● **PROBLEM TO WORK ON**:
Set down the records once more, please, exactly and with the pictures left out.

....

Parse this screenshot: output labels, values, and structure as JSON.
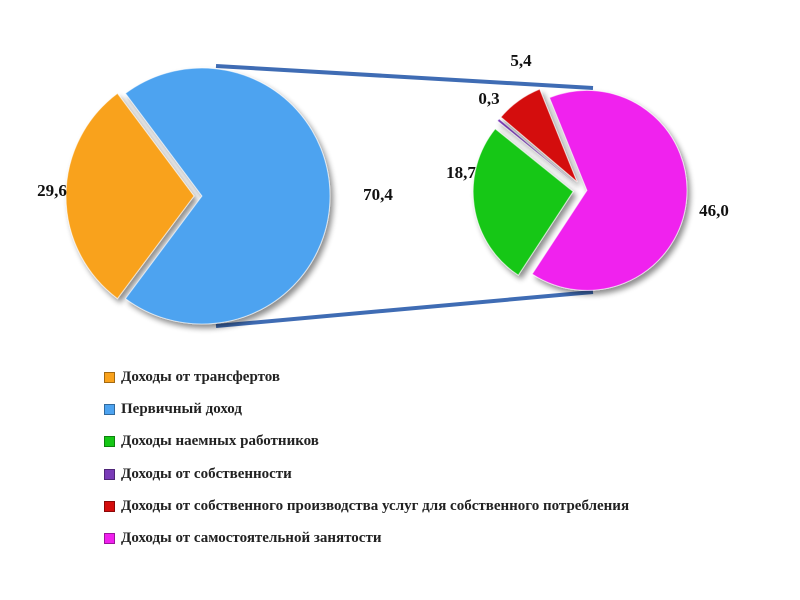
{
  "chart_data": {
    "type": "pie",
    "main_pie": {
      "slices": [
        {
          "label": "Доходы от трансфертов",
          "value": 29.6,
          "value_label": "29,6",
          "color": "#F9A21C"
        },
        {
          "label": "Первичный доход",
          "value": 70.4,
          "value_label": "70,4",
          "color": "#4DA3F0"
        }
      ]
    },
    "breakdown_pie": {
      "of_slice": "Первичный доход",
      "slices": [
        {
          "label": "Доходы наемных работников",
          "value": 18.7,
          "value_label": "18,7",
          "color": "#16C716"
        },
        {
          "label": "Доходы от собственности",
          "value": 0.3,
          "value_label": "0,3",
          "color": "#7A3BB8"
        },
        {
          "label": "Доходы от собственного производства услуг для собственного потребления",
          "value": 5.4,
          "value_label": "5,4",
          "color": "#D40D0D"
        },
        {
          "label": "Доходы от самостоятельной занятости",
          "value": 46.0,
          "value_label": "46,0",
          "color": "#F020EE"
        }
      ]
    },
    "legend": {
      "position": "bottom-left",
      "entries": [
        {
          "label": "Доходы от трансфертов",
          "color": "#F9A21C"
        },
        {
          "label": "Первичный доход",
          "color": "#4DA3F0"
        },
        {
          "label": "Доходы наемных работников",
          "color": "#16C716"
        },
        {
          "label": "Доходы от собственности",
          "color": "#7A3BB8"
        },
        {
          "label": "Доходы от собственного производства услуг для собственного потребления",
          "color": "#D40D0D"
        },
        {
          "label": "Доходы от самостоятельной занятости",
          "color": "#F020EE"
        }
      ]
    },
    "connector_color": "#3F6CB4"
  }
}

....

● **WRITTEN REPLY**:
Parse this screenshot: output labels, values, and structure as JSON.
{
  "chart_data": {
    "type": "pie",
    "main_pie": {
      "slices": [
        {
          "label": "Доходы от трансфертов",
          "value": 29.6,
          "value_label": "29,6",
          "color": "#F9A21C"
        },
        {
          "label": "Первичный доход",
          "value": 70.4,
          "value_label": "70,4",
          "color": "#4DA3F0"
        }
      ]
    },
    "breakdown_pie": {
      "of_slice": "Первичный доход",
      "slices": [
        {
          "label": "Доходы наемных работников",
          "value": 18.7,
          "value_label": "18,7",
          "color": "#16C716"
        },
        {
          "label": "Доходы от собственности",
          "value": 0.3,
          "value_label": "0,3",
          "color": "#7A3BB8"
        },
        {
          "label": "Доходы от собственного производства услуг для собственного потребления",
          "value": 5.4,
          "value_label": "5,4",
          "color": "#D40D0D"
        },
        {
          "label": "Доходы от самостоятельной занятости",
          "value": 46.0,
          "value_label": "46,0",
          "color": "#F020EE"
        }
      ]
    },
    "legend": {
      "position": "bottom-left",
      "entries": [
        {
          "label": "Доходы от трансфертов",
          "color": "#F9A21C"
        },
        {
          "label": "Первичный доход",
          "color": "#4DA3F0"
        },
        {
          "label": "Доходы наемных работников",
          "color": "#16C716"
        },
        {
          "label": "Доходы от собственности",
          "color": "#7A3BB8"
        },
        {
          "label": "Доходы от собственного производства услуг для собственного потребления",
          "color": "#D40D0D"
        },
        {
          "label": "Доходы от самостоятельной занятости",
          "color": "#F020EE"
        }
      ]
    },
    "connector_color": "#3F6CB4"
  }
}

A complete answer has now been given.